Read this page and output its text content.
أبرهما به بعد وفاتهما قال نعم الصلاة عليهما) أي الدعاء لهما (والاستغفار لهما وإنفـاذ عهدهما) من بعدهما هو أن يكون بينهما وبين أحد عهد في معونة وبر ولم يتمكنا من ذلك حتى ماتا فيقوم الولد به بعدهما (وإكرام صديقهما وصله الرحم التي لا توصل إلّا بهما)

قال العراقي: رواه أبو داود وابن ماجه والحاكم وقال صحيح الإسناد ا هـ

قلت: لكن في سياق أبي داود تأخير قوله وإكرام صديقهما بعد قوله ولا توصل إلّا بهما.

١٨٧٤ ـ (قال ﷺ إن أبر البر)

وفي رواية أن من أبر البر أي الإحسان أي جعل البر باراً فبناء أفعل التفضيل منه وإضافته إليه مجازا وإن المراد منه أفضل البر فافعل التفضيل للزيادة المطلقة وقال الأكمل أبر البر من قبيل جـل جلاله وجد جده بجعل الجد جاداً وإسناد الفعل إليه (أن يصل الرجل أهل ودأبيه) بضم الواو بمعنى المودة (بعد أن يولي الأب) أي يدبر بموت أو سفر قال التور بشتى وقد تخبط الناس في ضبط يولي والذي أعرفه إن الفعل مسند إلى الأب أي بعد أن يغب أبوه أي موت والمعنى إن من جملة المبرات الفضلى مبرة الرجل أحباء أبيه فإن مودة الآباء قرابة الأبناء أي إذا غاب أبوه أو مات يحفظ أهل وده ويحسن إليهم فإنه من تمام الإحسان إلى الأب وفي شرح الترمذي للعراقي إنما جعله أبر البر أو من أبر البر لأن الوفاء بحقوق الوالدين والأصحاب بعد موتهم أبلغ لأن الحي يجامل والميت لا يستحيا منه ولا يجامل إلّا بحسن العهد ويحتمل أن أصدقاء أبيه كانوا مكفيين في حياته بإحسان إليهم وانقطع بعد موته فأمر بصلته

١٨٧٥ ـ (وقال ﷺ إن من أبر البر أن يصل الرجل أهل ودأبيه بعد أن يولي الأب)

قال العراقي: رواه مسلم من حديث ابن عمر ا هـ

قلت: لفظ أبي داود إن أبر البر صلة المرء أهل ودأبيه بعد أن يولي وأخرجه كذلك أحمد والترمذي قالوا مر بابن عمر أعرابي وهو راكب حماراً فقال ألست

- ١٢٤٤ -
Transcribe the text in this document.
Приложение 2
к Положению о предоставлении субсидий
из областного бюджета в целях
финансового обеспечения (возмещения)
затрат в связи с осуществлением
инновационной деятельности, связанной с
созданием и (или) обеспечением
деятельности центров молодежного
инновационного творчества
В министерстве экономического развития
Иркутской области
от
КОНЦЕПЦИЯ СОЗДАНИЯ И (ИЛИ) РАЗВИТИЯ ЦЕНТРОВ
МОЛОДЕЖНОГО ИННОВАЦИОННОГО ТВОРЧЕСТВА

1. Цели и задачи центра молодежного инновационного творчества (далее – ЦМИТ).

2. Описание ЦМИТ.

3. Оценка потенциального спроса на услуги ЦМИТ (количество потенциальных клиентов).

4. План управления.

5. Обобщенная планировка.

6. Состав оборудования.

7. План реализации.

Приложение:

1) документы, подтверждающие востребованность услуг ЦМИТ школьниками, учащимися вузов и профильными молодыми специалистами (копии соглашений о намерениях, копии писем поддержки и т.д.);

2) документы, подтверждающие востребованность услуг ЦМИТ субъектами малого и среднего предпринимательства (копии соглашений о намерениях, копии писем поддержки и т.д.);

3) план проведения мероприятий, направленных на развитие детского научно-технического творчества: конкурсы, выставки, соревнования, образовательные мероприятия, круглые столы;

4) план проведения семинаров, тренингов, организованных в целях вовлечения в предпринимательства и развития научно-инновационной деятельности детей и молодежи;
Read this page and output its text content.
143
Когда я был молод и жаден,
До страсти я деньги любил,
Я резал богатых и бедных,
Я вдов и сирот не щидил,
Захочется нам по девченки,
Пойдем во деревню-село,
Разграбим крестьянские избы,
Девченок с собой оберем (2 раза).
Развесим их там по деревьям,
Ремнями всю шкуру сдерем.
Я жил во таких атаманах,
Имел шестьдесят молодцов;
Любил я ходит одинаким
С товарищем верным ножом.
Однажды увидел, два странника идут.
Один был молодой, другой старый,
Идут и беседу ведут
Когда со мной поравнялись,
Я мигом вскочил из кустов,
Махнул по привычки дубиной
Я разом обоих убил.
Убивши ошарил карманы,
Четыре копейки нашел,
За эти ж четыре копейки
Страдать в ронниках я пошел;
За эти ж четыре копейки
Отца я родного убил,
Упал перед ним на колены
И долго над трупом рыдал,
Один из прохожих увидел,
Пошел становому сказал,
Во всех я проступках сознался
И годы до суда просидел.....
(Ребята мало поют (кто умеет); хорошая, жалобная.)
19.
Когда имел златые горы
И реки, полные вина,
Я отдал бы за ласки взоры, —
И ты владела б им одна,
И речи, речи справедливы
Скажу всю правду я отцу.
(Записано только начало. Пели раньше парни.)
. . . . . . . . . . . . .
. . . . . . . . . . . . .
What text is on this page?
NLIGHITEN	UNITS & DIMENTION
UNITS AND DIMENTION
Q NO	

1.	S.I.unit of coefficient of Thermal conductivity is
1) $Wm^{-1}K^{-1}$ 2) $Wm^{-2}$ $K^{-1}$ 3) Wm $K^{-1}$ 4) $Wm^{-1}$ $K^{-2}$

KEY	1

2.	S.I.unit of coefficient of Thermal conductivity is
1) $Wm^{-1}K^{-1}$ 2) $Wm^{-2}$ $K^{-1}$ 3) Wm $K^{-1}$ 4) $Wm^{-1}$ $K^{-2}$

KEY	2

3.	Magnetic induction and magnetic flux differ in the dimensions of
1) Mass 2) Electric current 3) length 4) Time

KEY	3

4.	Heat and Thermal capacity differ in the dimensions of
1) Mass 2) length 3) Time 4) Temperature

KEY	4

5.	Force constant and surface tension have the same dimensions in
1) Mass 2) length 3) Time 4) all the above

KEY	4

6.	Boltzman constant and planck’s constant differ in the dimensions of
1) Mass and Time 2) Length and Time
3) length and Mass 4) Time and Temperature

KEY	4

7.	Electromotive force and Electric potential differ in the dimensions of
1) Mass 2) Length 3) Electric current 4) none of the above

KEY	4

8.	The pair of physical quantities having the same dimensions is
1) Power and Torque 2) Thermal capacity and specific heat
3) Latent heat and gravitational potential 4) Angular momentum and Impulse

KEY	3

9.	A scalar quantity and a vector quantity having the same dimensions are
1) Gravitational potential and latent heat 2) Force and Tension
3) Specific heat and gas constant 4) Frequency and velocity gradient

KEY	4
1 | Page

◇ ◇ ◇ ◇ ◇ ◇ ◇

== THE REQUEST ==
Reproduce the complete data exactly as presented above.

== SOLUTION TO THE PROBLEM ==
Read this page and output its text content.
أبرهما به بعد وفاتهما قال نعم الصلاة عليهما) أي الدعاء لهما (والاستغفار لهما وإنفـاذ عهدهما) من بعدهما هو أن يكون بينهما وبين أحد عهد في معونة وبر ولم يتمكنا من ذلك حتى ماتا فيقوم الولد به بعدهما (وإكرام صديقهما وصله الرحم التي لا توصل إلّا بهما)

قال العراقي: رواه أبو داود وابن ماجه والحاكم وقال صحيح الإسناد ا هـ

قلت: لكن في سياق أبي داود تأخير قوله وإكرام صديقهما بعد قوله ولا توصل إلّا بهما.

١٨٧٤ ـ (قال ﷺ إن أبر البر)

وفي رواية أن من أبر البر أي الإحسان أي جعل البر باراً فبناء أفعل التفضيل منه وإضافته إليه مجازا وإن المراد منه أفضل البر فافعل التفضيل للزيادة المطلقة وقال الأكمل أبر البر من قبيل جـل جلاله وجد جده بجعل الجد جاداً وإسناد الفعل إليه (أن يصل الرجل أهل ودأبيه) بضم الواو بمعنى المودة (بعد أن يولي الأب) أي يدبر بموت أو سفر قال التور بشتى وقد تخبط الناس في ضبط يولي والذي أعرفه إن الفعل مسند إلى الأب أي بعد أن يغب أبوه أي موت والمعنى إن من جملة المبرات الفضلى مبرة الرجل أحباء أبيه فإن مودة الآباء قرابة الأبناء أي إذا غاب أبوه أو مات يحفظ أهل وده ويحسن إليهم فإنه من تمام الإحسان إلى الأب وفي شرح الترمذي للعراقي إنما جعله أبر البر أو من أبر البر لأن الوفاء بحقوق الوالدين والأصحاب بعد موتهم أبلغ لأن الحي يجامل والميت لا يستحيا منه ولا يجامل إلّا بحسن العهد ويحتمل أن أصدقاء أبيه كانوا مكفيين في حياته بإحسان إليهم وانقطع بعد موته فأمر بصلته

١٨٧٥ ـ (وقال ﷺ إن من أبر البر أن يصل الرجل أهل ودأبيه بعد أن يولي الأب)

قال العراقي: رواه مسلم من حديث ابن عمر ا هـ

قلت: لفظ أبي داود إن أبر البر صلة المرء أهل ودأبيه بعد أن يولي وأخرجه كذلك أحمد والترمذي قالوا مر بابن عمر أعرابي وهو راكب حماراً فقال ألست

- ١٢٤٤ -
Transcribe the text in this document.
Приложение 2
к Положению о предоставлении субсидий
из областного бюджета в целях
финансового обеспечения (возмещения)
затрат в связи с осуществлением
инновационной деятельности, связанной с
созданием и (или) обеспечением
деятельности центров молодежного
инновационного творчества
В министерстве экономического развития
Иркутской области
от
КОНЦЕПЦИЯ СОЗДАНИЯ И (ИЛИ) РАЗВИТИЯ ЦЕНТРОВ
МОЛОДЕЖНОГО ИННОВАЦИОННОГО ТВОРЧЕСТВА

1. Цели и задачи центра молодежного инновационного творчества (далее – ЦМИТ).

2. Описание ЦМИТ.

3. Оценка потенциального спроса на услуги ЦМИТ (количество потенциальных клиентов).

4. План управления.

5. Обобщенная планировка.

6. Состав оборудования.

7. План реализации.

Приложение:

1) документы, подтверждающие востребованность услуг ЦМИТ школьниками, учащимися вузов и профильными молодыми специалистами (копии соглашений о намерениях, копии писем поддержки и т.д.);

2) документы, подтверждающие востребованность услуг ЦМИТ субъектами малого и среднего предпринимательства (копии соглашений о намерениях, копии писем поддержки и т.д.);

3) план проведения мероприятий, направленных на развитие детского научно-технического творчества: конкурсы, выставки, соревнования, образовательные мероприятия, круглые столы;

4) план проведения семинаров, тренингов, организованных в целях вовлечения в предпринимательства и развития научно-инновационной деятельности детей и молодежи;
Read this page and output its text content.
143
Когда я был молод и жаден,
До страсти я деньги любил,
Я резал богатых и бедных,
Я вдов и сирот не щидил,
Захочется нам по девченки,
Пойдем во деревню-село,
Разграбим крестьянские избы,
Девченок с собой оберем (2 раза).
Развесим их там по деревьям,
Ремнями всю шкуру сдерем.
Я жил во таких атаманах,
Имел шестьдесят молодцов;
Любил я ходит одинаким
С товарищем верным ножом.
Однажды увидел, два странника идут.
Один был молодой, другой старый,
Идут и беседу ведут
Когда со мной поравнялись,
Я мигом вскочил из кустов,
Махнул по привычки дубиной
Я разом обоих убил.
Убивши ошарил карманы,
Четыре копейки нашел,
За эти ж четыре копейки
Страдать в ронниках я пошел;
За эти ж четыре копейки
Отца я родного убил,
Упал перед ним на колены
И долго над трупом рыдал,
Один из прохожих увидел,
Пошел становому сказал,
Во всех я проступках сознался
И годы до суда просидел.....
(Ребята мало поют (кто умеет); хорошая, жалобная.)
19.
Когда имел златые горы
И реки, полные вина,
Я отдал бы за ласки взоры, —
И ты владела б им одна,
И речи, речи справедливы
Скажу всю правду я отцу.
(Записано только начало. Пели раньше парни.)
. . . . . . . . . . . . .
. . . . . . . . . . . . .
What text is on this page?
NLIGHITEN	UNITS & DIMENTION
UNITS AND DIMENTION
Q NO	

1.	S.I.unit of coefficient of Thermal conductivity is
1) $Wm^{-1}K^{-1}$ 2) $Wm^{-2}$ $K^{-1}$ 3) Wm $K^{-1}$ 4) $Wm^{-1}$ $K^{-2}$

KEY	1

2.	S.I.unit of coefficient of Thermal conductivity is
1) $Wm^{-1}K^{-1}$ 2) $Wm^{-2}$ $K^{-1}$ 3) Wm $K^{-1}$ 4) $Wm^{-1}$ $K^{-2}$

KEY	2

3.	Magnetic induction and magnetic flux differ in the dimensions of
1) Mass 2) Electric current 3) length 4) Time

KEY	3

4.	Heat and Thermal capacity differ in the dimensions of
1) Mass 2) length 3) Time 4) Temperature

KEY	4

5.	Force constant and surface tension have the same dimensions in
1) Mass 2) length 3) Time 4) all the above

KEY	4

6.	Boltzman constant and planck’s constant differ in the dimensions of
1) Mass and Time 2) Length and Time
3) length and Mass 4) Time and Temperature

KEY	4

7.	Electromotive force and Electric potential differ in the dimensions of
1) Mass 2) Length 3) Electric current 4) none of the above

KEY	4

8.	The pair of physical quantities having the same dimensions is
1) Power and Torque 2) Thermal capacity and specific heat
3) Latent heat and gravitational potential 4) Angular momentum and Impulse

KEY	3

9.	A scalar quantity and a vector quantity having the same dimensions are
1) Gravitational potential and latent heat 2) Force and Tension
3) Specific heat and gas constant 4) Frequency and velocity gradient

KEY	4
1 | Page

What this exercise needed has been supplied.